»»

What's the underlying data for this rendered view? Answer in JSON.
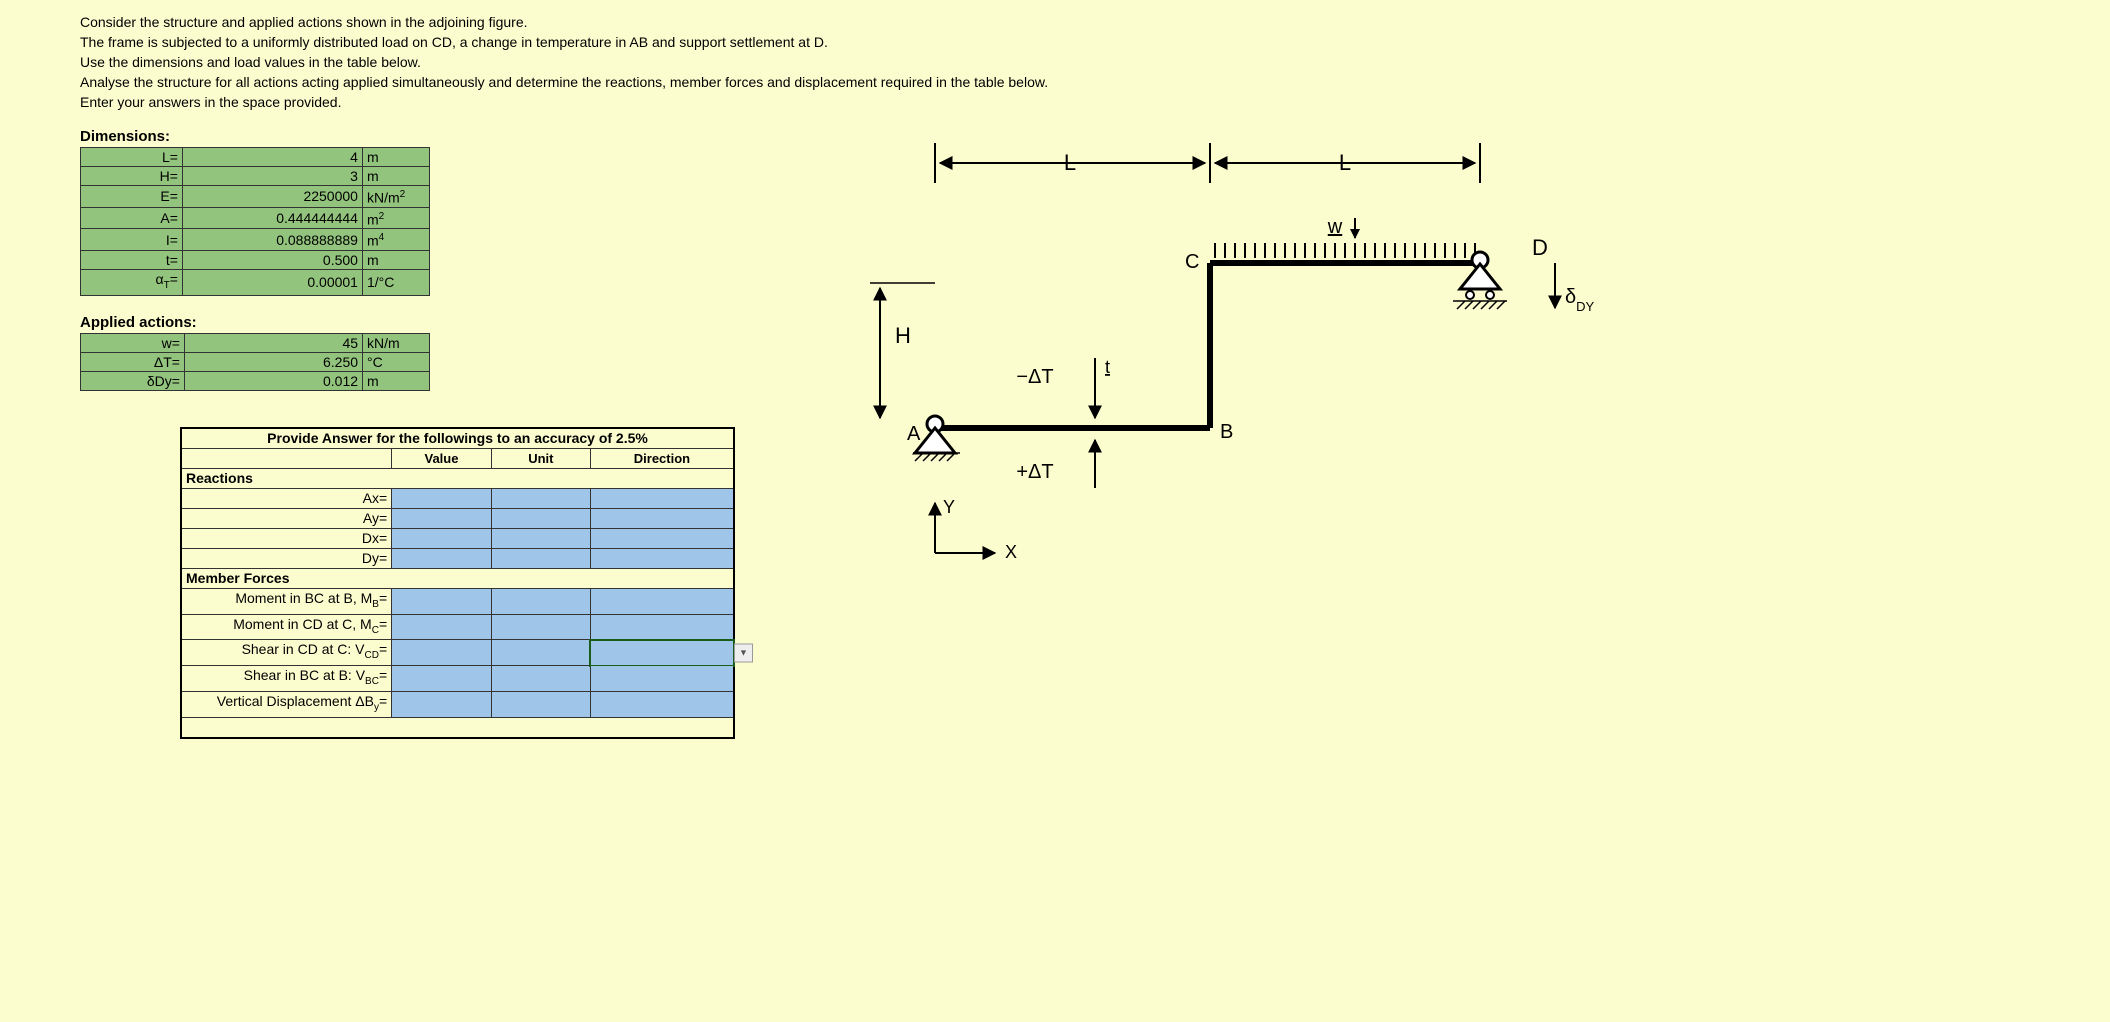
{
  "instructions": [
    "Consider the structure and applied actions shown in the adjoining figure.",
    "The frame is subjected to a  uniformly distributed load on CD, a change in temperature in AB and support settlement at D.",
    "Use the dimensions and load values in the table below.",
    "Analyse the structure for all actions acting applied simultaneously and determine the reactions, member forces and displacement required in the table below.",
    "Enter your answers in the space provided."
  ],
  "dimensions": {
    "title": "Dimensions:",
    "rows": [
      {
        "label": "L=",
        "value": "4",
        "unit": "m"
      },
      {
        "label": "H=",
        "value": "3",
        "unit": "m"
      },
      {
        "label": "E=",
        "value": "2250000",
        "unit_html": "kN/m<sup>2</sup>"
      },
      {
        "label": "A=",
        "value": "0.444444444",
        "unit_html": "m<sup>2</sup>"
      },
      {
        "label": "I=",
        "value": "0.088888889",
        "unit_html": "m<sup>4</sup>"
      },
      {
        "label": "t=",
        "value": "0.500",
        "unit": "m"
      },
      {
        "label_html": "α<sub>T</sub>=",
        "value": "0.00001",
        "unit_html": "1/°C"
      }
    ]
  },
  "applied": {
    "title": "Applied actions:",
    "rows": [
      {
        "label": "w=",
        "value": "45",
        "unit": "kN/m"
      },
      {
        "label_html": "ΔT=",
        "value": "6.250",
        "unit_html": "°C"
      },
      {
        "label_html": "δDy=",
        "value": "0.012",
        "unit": "m"
      }
    ]
  },
  "answer": {
    "title": "Provide Answer for the followings to an accuracy of 2.5%",
    "headers": {
      "c1": "",
      "c2": "Value",
      "c3": "Unit",
      "c4": "Direction"
    },
    "sections": [
      {
        "title": "Reactions",
        "rows": [
          {
            "label": "Ax="
          },
          {
            "label": "Ay="
          },
          {
            "label": "Dx="
          },
          {
            "label": "Dy="
          }
        ]
      },
      {
        "title": "Member Forces",
        "rows": [
          {
            "label_html": "Moment in BC at B, M<sub>B</sub>="
          },
          {
            "label_html": "Moment in CD at C, M<sub>C</sub>="
          },
          {
            "label_html": "Shear in CD at C: V<sub>CD</sub>=",
            "selected_direction": true
          },
          {
            "label_html": "Shear in BC at B: V<sub>BC</sub>="
          },
          {
            "label_html": "Vertical Displacement ΔB<sub>y</sub>="
          }
        ]
      }
    ]
  },
  "figure": {
    "labels": {
      "L": "L",
      "H": "H",
      "A": "A",
      "B": "B",
      "C": "C",
      "D": "D",
      "w": "w",
      "t": "t",
      "minusDT": "−ΔT",
      "plusDT": "+ΔT",
      "x": "X",
      "y": "Y",
      "dDY_html": "δ<sub>DY</sub>"
    }
  }
}
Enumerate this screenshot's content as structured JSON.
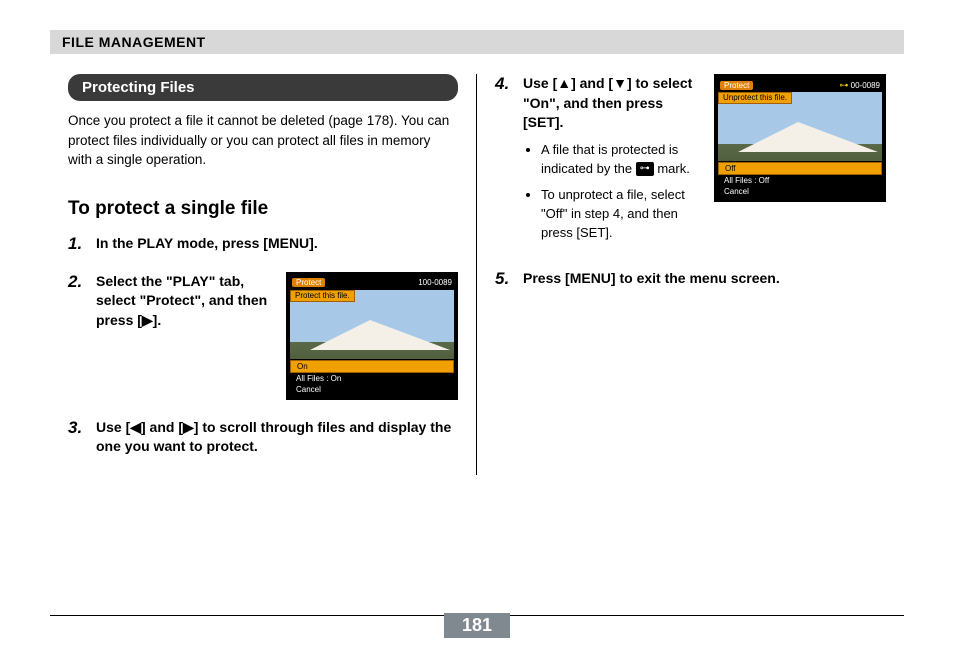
{
  "header": {
    "title": "FILE MANAGEMENT"
  },
  "subsection": {
    "title": "Protecting Files"
  },
  "intro": "Once you protect a file it cannot be deleted (page 178). You can protect files individually or you can protect all files in memory with a single operation.",
  "section_title": "To protect a single file",
  "steps": {
    "s1": {
      "num": "1.",
      "text": "In the PLAY mode, press [MENU]."
    },
    "s2": {
      "num": "2.",
      "text": "Select the \"PLAY\" tab, select \"Protect\", and then press [▶]."
    },
    "s3": {
      "num": "3.",
      "text": "Use [◀] and [▶] to scroll through files and display the one you want to protect."
    },
    "s4": {
      "num": "4.",
      "text": "Use [▲] and [▼] to select \"On\", and then press [SET].",
      "bullets": {
        "b1a": "A file that is protected is indicated by the ",
        "b1b": " mark.",
        "b2": "To unprotect a file, select \"Off\" in step 4, and then press [SET]."
      }
    },
    "s5": {
      "num": "5.",
      "text": "Press [MENU] to exit the menu screen."
    }
  },
  "lcd1": {
    "protect": "Protect",
    "file_no": "100-0089",
    "subbar": "Protect this file.",
    "menu": {
      "hl": "On",
      "row1": "All Files : On",
      "row2": "Cancel"
    }
  },
  "lcd2": {
    "protect": "Protect",
    "file_no": "00-0089",
    "subbar": "Unprotect this file.",
    "menu": {
      "hl": "Off",
      "row1": "All Files : Off",
      "row2": "Cancel"
    }
  },
  "icons": {
    "key": "⊶"
  },
  "page_number": "181"
}
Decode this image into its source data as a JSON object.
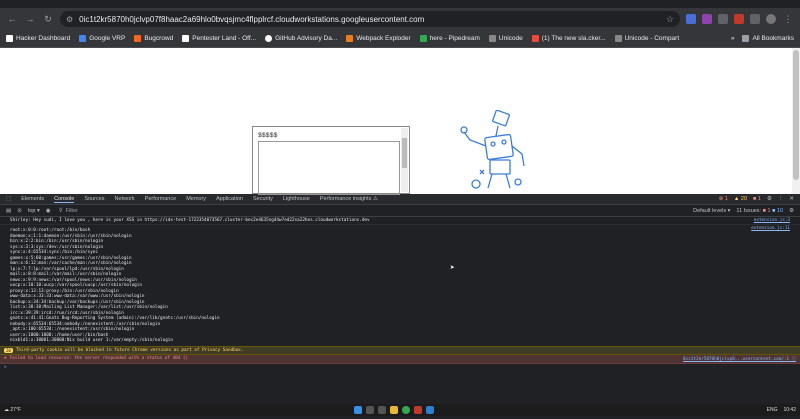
{
  "browser": {
    "url": "0ic1t2kr5870h0jclvp07f8haac2a69hlo0bvqsjmc4flpplrcf.cloudworkstations.googleusercontent.com",
    "bookmarks": [
      {
        "label": "Hacker Dashboard",
        "color": "#ffffff"
      },
      {
        "label": "Google VRP",
        "color": "#4285f4"
      },
      {
        "label": "Bugcrowd",
        "color": "#f26822"
      },
      {
        "label": "Pentester Land - Off...",
        "color": "#ffffff"
      },
      {
        "label": "GitHub Advisory Da...",
        "color": "#ffffff"
      },
      {
        "label": "Webpack Exploder",
        "color": "#e67e22"
      },
      {
        "label": "here - Pipedream",
        "color": "#34a853"
      },
      {
        "label": "Unicode",
        "color": "#888888"
      },
      {
        "label": "(1) The new sla.cker...",
        "color": "#e74c3c"
      },
      {
        "label": "Unicode - Compart",
        "color": "#888888"
      }
    ],
    "all_bookmarks": "All Bookmarks"
  },
  "page": {
    "textbox_label": "$$$$$"
  },
  "devtools": {
    "tabs": [
      "Elements",
      "Console",
      "Sources",
      "Network",
      "Performance",
      "Memory",
      "Application",
      "Security",
      "Lighthouse",
      "Performance insights ⚠"
    ],
    "active_tab": "Console",
    "counts": {
      "errors": "1",
      "warnings": "20",
      "issues_badge": "1"
    },
    "context": "top",
    "filter_placeholder": "Filter",
    "levels": "Default levels ▾",
    "issues": "11 Issues:",
    "issues_err": "1",
    "issues_info": "10",
    "log_line": "Shirley: Hey sudi, I love you , here is your XSS in https://idx-test-1722354873567.cluster-bec2e4635ng44w7ed22sa22hes.cloudworkstations.dev",
    "log_source_1": "extension.js:3",
    "log_source_2": "extension.js:11",
    "passwd": "root:x:0:0:root:/root:/bin/bash\ndaemon:x:1:1:daemon:/usr/sbin:/usr/sbin/nologin\nbin:x:2:2:bin:/bin:/usr/sbin/nologin\nsys:x:3:3:sys:/dev:/usr/sbin/nologin\nsync:x:4:65534:sync:/bin:/bin/sync\ngames:x:5:60:games:/usr/games:/usr/sbin/nologin\nman:x:6:12:man:/var/cache/man:/usr/sbin/nologin\nlp:x:7:7:lp:/var/spool/lpd:/usr/sbin/nologin\nmail:x:8:8:mail:/var/mail:/usr/sbin/nologin\nnews:x:9:9:news:/var/spool/news:/usr/sbin/nologin\nuucp:x:10:10:uucp:/var/spool/uucp:/usr/sbin/nologin\nproxy:x:13:13:proxy:/bin:/usr/sbin/nologin\nwww-data:x:33:33:www-data:/var/www:/usr/sbin/nologin\nbackup:x:34:34:backup:/var/backups:/usr/sbin/nologin\nlist:x:38:38:Mailing List Manager:/var/list:/usr/sbin/nologin\nirc:x:39:39:ircd:/run/ircd:/usr/sbin/nologin\ngnats:x:41:41:Gnats Bug-Reporting System (admin):/var/lib/gnats:/usr/sbin/nologin\nnobody:x:65534:65534:nobody:/nonexistent:/usr/sbin/nologin\n_apt:x:100:65534::/nonexistent:/usr/sbin/nologin\nuser:x:1000:1000::/home/user:/bin/bash\nnixbld1:x:30001:30000:Nix build user 1:/var/empty:/sbin/nologin",
    "warning_badge": "20",
    "warning_text": "Third-party cookie will be blocked in future Chrome versions as part of Privacy Sandbox.",
    "error_text": "Failed to load resource: the server responded with a status of 404 ()",
    "error_source": "0ic1t2kr5870h0jclvp0...usercontent.com/:1 ⓘ",
    "prompt": ">"
  },
  "taskbar": {
    "left": "27°F",
    "right": "ENG",
    "time": "10:42"
  }
}
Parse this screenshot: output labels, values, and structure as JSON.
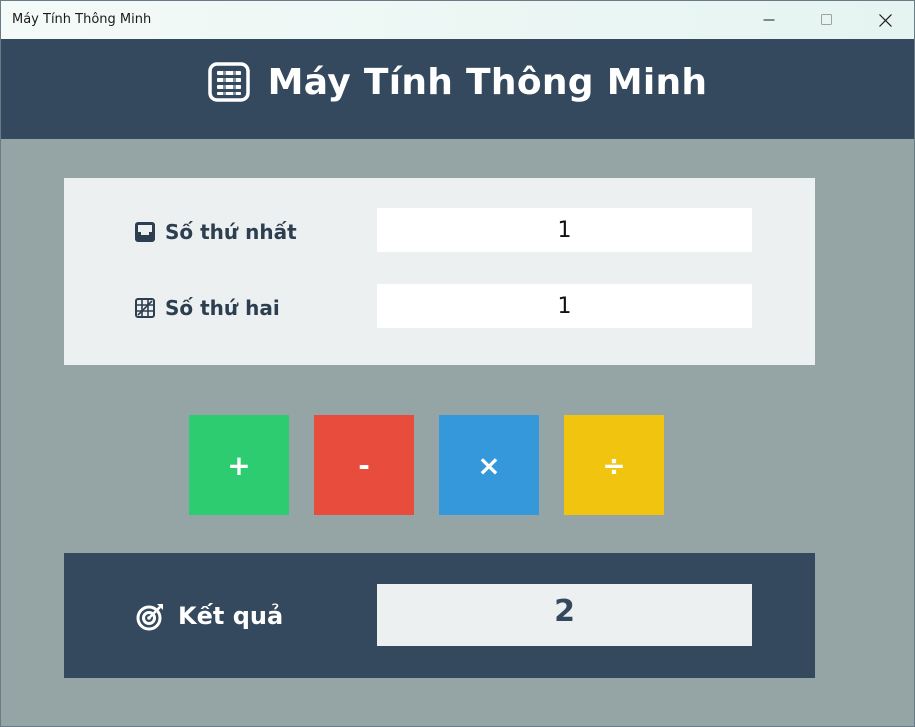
{
  "window": {
    "title": "Máy Tính Thông Minh"
  },
  "header": {
    "title": "Máy Tính Thông Minh",
    "icon": "abacus-icon"
  },
  "inputs": [
    {
      "label": "Số thứ nhất",
      "value": "1",
      "icon": "inbox-icon"
    },
    {
      "label": "Số thứ hai",
      "value": "1",
      "icon": "grid-icon"
    }
  ],
  "operations": [
    {
      "symbol": "+",
      "color": "#2ecc71"
    },
    {
      "symbol": "-",
      "color": "#e74c3c"
    },
    {
      "symbol": "×",
      "color": "#3498db"
    },
    {
      "symbol": "÷",
      "color": "#f1c40f"
    }
  ],
  "result": {
    "label": "Kết quả",
    "value": "2",
    "icon": "target-icon"
  },
  "colors": {
    "background": "#95a5a6",
    "header": "#34495e",
    "panel": "#ecf0f1",
    "text_dark": "#2c3e50"
  }
}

««

» **PROBLEM STATEMENT**
Filter the listing for the word "Tính" and copy every line that holds it.

» **ANSWER TO THIS PROBLEM**
    "title": "Máy Tính Thông Minh"
    "title": "Máy Tính Thông Minh",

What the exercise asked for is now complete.